Only the pictures are to be left out; set down the rest of the records exactly.

-- AVAILABLE DATA --
####################
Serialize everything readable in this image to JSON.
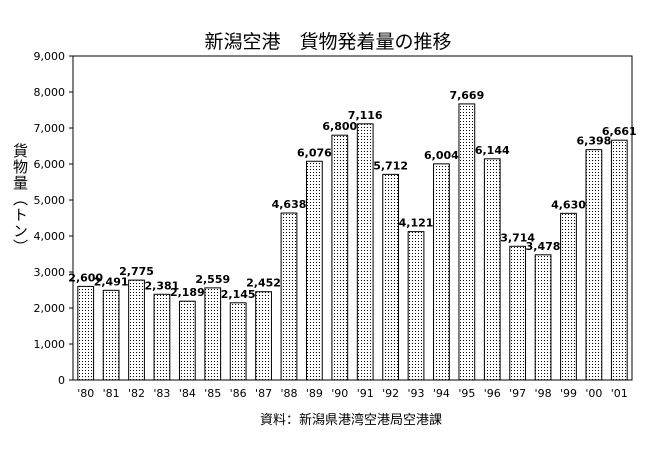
{
  "chart_data": {
    "type": "bar",
    "title": "新潟空港　貨物発着量の推移",
    "ylabel": "貨物量（トン）",
    "source": "資料：新潟県港湾空港局空港課",
    "categories": [
      "'80",
      "'81",
      "'82",
      "'83",
      "'84",
      "'85",
      "'86",
      "'87",
      "'88",
      "'89",
      "'90",
      "'91",
      "'92",
      "'93",
      "'94",
      "'95",
      "'96",
      "'97",
      "'98",
      "'99",
      "'00",
      "'01"
    ],
    "values": [
      2600,
      2491,
      2775,
      2381,
      2189,
      2559,
      2145,
      2452,
      4638,
      6076,
      6800,
      7116,
      5712,
      4121,
      6004,
      7669,
      6144,
      3714,
      3478,
      4630,
      6398,
      6661
    ],
    "value_labels": [
      "2,600",
      "2,491",
      "2,775",
      "2,381",
      "2,189",
      "2,559",
      "2,145",
      "2,452",
      "4,638",
      "6,076",
      "6,800",
      "7,116",
      "5,712",
      "4,121",
      "6,004",
      "7,669",
      "6,144",
      "3,714",
      "3,478",
      "4,630",
      "6,398",
      "6,661"
    ],
    "ylim": [
      0,
      9000
    ],
    "yticks": [
      0,
      1000,
      2000,
      3000,
      4000,
      5000,
      6000,
      7000,
      8000,
      9000
    ],
    "ytick_labels": [
      "0",
      "1,000",
      "2,000",
      "3,000",
      "4,000",
      "5,000",
      "6,000",
      "7,000",
      "8,000",
      "9,000"
    ],
    "grid": false,
    "legend": "none",
    "bar_fill": "dotted",
    "colors": {
      "bar_stroke": "#000000",
      "bar_dots": "#000000",
      "background": "#ffffff"
    }
  }
}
####################
-- EXPECTED ANSWER --
Serialize everything readable in this image to JSON.
{
  "chart_data": {
    "type": "bar",
    "title": "新潟空港　貨物発着量の推移",
    "ylabel": "貨物量（トン）",
    "source": "資料：新潟県港湾空港局空港課",
    "categories": [
      "'80",
      "'81",
      "'82",
      "'83",
      "'84",
      "'85",
      "'86",
      "'87",
      "'88",
      "'89",
      "'90",
      "'91",
      "'92",
      "'93",
      "'94",
      "'95",
      "'96",
      "'97",
      "'98",
      "'99",
      "'00",
      "'01"
    ],
    "values": [
      2600,
      2491,
      2775,
      2381,
      2189,
      2559,
      2145,
      2452,
      4638,
      6076,
      6800,
      7116,
      5712,
      4121,
      6004,
      7669,
      6144,
      3714,
      3478,
      4630,
      6398,
      6661
    ],
    "value_labels": [
      "2,600",
      "2,491",
      "2,775",
      "2,381",
      "2,189",
      "2,559",
      "2,145",
      "2,452",
      "4,638",
      "6,076",
      "6,800",
      "7,116",
      "5,712",
      "4,121",
      "6,004",
      "7,669",
      "6,144",
      "3,714",
      "3,478",
      "4,630",
      "6,398",
      "6,661"
    ],
    "ylim": [
      0,
      9000
    ],
    "yticks": [
      0,
      1000,
      2000,
      3000,
      4000,
      5000,
      6000,
      7000,
      8000,
      9000
    ],
    "ytick_labels": [
      "0",
      "1,000",
      "2,000",
      "3,000",
      "4,000",
      "5,000",
      "6,000",
      "7,000",
      "8,000",
      "9,000"
    ],
    "grid": false,
    "legend": "none",
    "bar_fill": "dotted",
    "colors": {
      "bar_stroke": "#000000",
      "bar_dots": "#000000",
      "background": "#ffffff"
    }
  }
}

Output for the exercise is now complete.